── Exercise data

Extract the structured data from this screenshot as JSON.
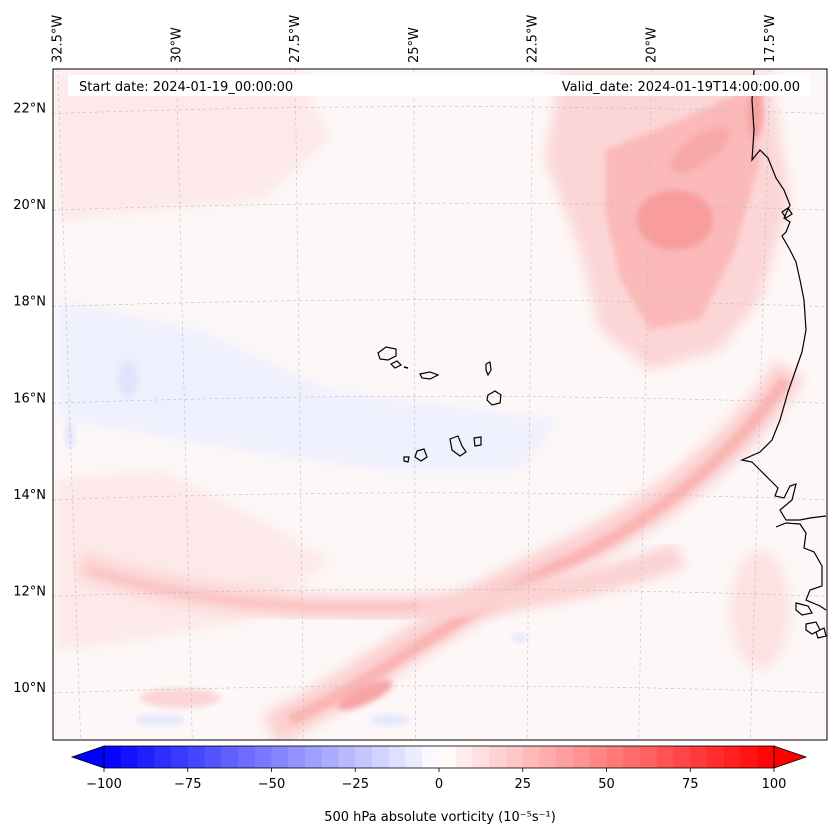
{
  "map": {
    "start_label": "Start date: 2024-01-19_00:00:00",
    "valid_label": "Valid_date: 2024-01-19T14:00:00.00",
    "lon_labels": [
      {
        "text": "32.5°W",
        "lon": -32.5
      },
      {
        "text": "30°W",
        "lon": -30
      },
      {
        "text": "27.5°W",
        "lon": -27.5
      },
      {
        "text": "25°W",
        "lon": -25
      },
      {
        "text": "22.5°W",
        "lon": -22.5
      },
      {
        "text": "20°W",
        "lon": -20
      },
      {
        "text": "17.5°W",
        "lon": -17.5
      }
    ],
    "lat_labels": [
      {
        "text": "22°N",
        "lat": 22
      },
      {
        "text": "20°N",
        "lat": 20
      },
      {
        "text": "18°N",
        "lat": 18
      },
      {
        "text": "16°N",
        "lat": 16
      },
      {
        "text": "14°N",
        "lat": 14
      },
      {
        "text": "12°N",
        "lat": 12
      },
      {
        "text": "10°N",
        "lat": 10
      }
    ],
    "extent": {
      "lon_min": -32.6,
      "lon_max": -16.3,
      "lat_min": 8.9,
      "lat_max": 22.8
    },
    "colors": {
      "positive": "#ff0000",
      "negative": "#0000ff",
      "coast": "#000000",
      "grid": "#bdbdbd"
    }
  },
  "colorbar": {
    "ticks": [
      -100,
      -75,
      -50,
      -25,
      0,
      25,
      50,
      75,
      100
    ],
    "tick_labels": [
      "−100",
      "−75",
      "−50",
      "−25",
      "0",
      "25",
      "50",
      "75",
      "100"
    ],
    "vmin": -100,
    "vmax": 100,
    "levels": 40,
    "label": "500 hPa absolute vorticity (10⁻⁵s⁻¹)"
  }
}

────

◆ **What is expected**:
Copy out each line exactly, without the pictures.

◆ **Final answer**:
Extract the structured data from this screenshot as JSON.
{
  "map": {
    "start_label": "Start date: 2024-01-19_00:00:00",
    "valid_label": "Valid_date: 2024-01-19T14:00:00.00",
    "lon_labels": [
      {
        "text": "32.5°W",
        "lon": -32.5
      },
      {
        "text": "30°W",
        "lon": -30
      },
      {
        "text": "27.5°W",
        "lon": -27.5
      },
      {
        "text": "25°W",
        "lon": -25
      },
      {
        "text": "22.5°W",
        "lon": -22.5
      },
      {
        "text": "20°W",
        "lon": -20
      },
      {
        "text": "17.5°W",
        "lon": -17.5
      }
    ],
    "lat_labels": [
      {
        "text": "22°N",
        "lat": 22
      },
      {
        "text": "20°N",
        "lat": 20
      },
      {
        "text": "18°N",
        "lat": 18
      },
      {
        "text": "16°N",
        "lat": 16
      },
      {
        "text": "14°N",
        "lat": 14
      },
      {
        "text": "12°N",
        "lat": 12
      },
      {
        "text": "10°N",
        "lat": 10
      }
    ],
    "extent": {
      "lon_min": -32.6,
      "lon_max": -16.3,
      "lat_min": 8.9,
      "lat_max": 22.8
    },
    "colors": {
      "positive": "#ff0000",
      "negative": "#0000ff",
      "coast": "#000000",
      "grid": "#bdbdbd"
    }
  },
  "colorbar": {
    "ticks": [
      -100,
      -75,
      -50,
      -25,
      0,
      25,
      50,
      75,
      100
    ],
    "tick_labels": [
      "−100",
      "−75",
      "−50",
      "−25",
      "0",
      "25",
      "50",
      "75",
      "100"
    ],
    "vmin": -100,
    "vmax": 100,
    "levels": 40,
    "label": "500 hPa absolute vorticity (10⁻⁵s⁻¹)"
  }
}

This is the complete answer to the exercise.